PROVIDED DATA:
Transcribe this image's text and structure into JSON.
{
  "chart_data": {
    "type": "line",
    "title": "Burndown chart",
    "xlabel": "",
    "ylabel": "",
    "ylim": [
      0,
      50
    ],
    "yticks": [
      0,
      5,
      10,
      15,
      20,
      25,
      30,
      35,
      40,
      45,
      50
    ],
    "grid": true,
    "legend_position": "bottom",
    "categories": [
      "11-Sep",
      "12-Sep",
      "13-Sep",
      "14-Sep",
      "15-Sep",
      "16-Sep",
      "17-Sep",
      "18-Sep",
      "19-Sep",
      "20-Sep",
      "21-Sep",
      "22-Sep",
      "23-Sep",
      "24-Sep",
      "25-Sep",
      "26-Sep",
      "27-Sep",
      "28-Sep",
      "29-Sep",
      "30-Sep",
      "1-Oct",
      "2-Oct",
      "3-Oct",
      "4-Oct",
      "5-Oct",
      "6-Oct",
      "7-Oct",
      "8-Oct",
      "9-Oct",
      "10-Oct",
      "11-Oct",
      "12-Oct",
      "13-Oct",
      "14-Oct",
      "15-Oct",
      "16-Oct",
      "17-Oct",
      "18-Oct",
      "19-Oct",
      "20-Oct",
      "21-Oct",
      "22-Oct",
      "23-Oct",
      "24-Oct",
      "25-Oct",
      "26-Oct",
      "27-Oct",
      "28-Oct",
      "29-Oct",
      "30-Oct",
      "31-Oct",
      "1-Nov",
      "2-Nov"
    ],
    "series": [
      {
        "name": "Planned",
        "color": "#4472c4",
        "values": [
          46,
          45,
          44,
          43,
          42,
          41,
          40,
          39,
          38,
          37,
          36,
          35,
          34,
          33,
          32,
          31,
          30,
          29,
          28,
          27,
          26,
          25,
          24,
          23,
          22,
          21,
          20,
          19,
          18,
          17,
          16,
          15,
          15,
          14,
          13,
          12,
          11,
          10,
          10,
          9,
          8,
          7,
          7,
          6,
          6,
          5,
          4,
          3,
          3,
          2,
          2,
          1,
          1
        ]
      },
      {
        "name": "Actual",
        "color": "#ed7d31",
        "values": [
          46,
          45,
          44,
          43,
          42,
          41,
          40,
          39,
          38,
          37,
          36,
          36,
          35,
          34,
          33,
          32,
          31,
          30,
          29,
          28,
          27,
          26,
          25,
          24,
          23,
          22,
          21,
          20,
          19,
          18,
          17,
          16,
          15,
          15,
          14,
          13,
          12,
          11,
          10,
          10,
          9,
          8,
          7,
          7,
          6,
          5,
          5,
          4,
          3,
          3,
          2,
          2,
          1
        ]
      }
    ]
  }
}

STATED EXERCISE:
Generate an exact reproduction of all entries.

OUTPUT OF THE EXERCISE:
Transcribe this image's text and structure into JSON.
{
  "chart_data": {
    "type": "line",
    "title": "Burndown chart",
    "xlabel": "",
    "ylabel": "",
    "ylim": [
      0,
      50
    ],
    "yticks": [
      0,
      5,
      10,
      15,
      20,
      25,
      30,
      35,
      40,
      45,
      50
    ],
    "grid": true,
    "legend_position": "bottom",
    "categories": [
      "11-Sep",
      "12-Sep",
      "13-Sep",
      "14-Sep",
      "15-Sep",
      "16-Sep",
      "17-Sep",
      "18-Sep",
      "19-Sep",
      "20-Sep",
      "21-Sep",
      "22-Sep",
      "23-Sep",
      "24-Sep",
      "25-Sep",
      "26-Sep",
      "27-Sep",
      "28-Sep",
      "29-Sep",
      "30-Sep",
      "1-Oct",
      "2-Oct",
      "3-Oct",
      "4-Oct",
      "5-Oct",
      "6-Oct",
      "7-Oct",
      "8-Oct",
      "9-Oct",
      "10-Oct",
      "11-Oct",
      "12-Oct",
      "13-Oct",
      "14-Oct",
      "15-Oct",
      "16-Oct",
      "17-Oct",
      "18-Oct",
      "19-Oct",
      "20-Oct",
      "21-Oct",
      "22-Oct",
      "23-Oct",
      "24-Oct",
      "25-Oct",
      "26-Oct",
      "27-Oct",
      "28-Oct",
      "29-Oct",
      "30-Oct",
      "31-Oct",
      "1-Nov",
      "2-Nov"
    ],
    "series": [
      {
        "name": "Planned",
        "color": "#4472c4",
        "values": [
          46,
          45,
          44,
          43,
          42,
          41,
          40,
          39,
          38,
          37,
          36,
          35,
          34,
          33,
          32,
          31,
          30,
          29,
          28,
          27,
          26,
          25,
          24,
          23,
          22,
          21,
          20,
          19,
          18,
          17,
          16,
          15,
          15,
          14,
          13,
          12,
          11,
          10,
          10,
          9,
          8,
          7,
          7,
          6,
          6,
          5,
          4,
          3,
          3,
          2,
          2,
          1,
          1
        ]
      },
      {
        "name": "Actual",
        "color": "#ed7d31",
        "values": [
          46,
          45,
          44,
          43,
          42,
          41,
          40,
          39,
          38,
          37,
          36,
          36,
          35,
          34,
          33,
          32,
          31,
          30,
          29,
          28,
          27,
          26,
          25,
          24,
          23,
          22,
          21,
          20,
          19,
          18,
          17,
          16,
          15,
          15,
          14,
          13,
          12,
          11,
          10,
          10,
          9,
          8,
          7,
          7,
          6,
          5,
          5,
          4,
          3,
          3,
          2,
          2,
          1
        ]
      }
    ]
  }
}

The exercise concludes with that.